Write out each line beneath this one exactly as it reads.

┌─ Information provided

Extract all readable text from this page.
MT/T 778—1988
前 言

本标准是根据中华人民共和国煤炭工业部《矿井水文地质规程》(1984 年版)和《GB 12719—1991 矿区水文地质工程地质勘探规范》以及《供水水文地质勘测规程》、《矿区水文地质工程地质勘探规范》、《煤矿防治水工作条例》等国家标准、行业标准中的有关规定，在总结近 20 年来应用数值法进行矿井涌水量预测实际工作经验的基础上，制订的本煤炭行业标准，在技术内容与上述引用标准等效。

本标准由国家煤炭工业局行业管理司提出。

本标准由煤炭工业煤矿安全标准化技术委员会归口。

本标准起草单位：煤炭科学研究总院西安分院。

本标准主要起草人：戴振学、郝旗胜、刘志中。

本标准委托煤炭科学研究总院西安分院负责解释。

└─

**Answer to the exercise:**
Extract all readable text from this page.
MT/T 778—1988
前 言

本标准是根据中华人民共和国煤炭工业部《矿井水文地质规程》(1984 年版)和《GB 12719—1991 矿区水文地质工程地质勘探规范》以及《供水水文地质勘测规程》、《矿区水文地质工程地质勘探规范》、《煤矿防治水工作条例》等国家标准、行业标准中的有关规定，在总结近 20 年来应用数值法进行矿井涌水量预测实际工作经验的基础上，制订的本煤炭行业标准，在技术内容与上述引用标准等效。

本标准由国家煤炭工业局行业管理司提出。

本标准由煤炭工业煤矿安全标准化技术委员会归口。

本标准起草单位：煤炭科学研究总院西安分院。

本标准主要起草人：戴振学、郝旗胜、刘志中。

本标准委托煤炭科学研究总院西安分院负责解释。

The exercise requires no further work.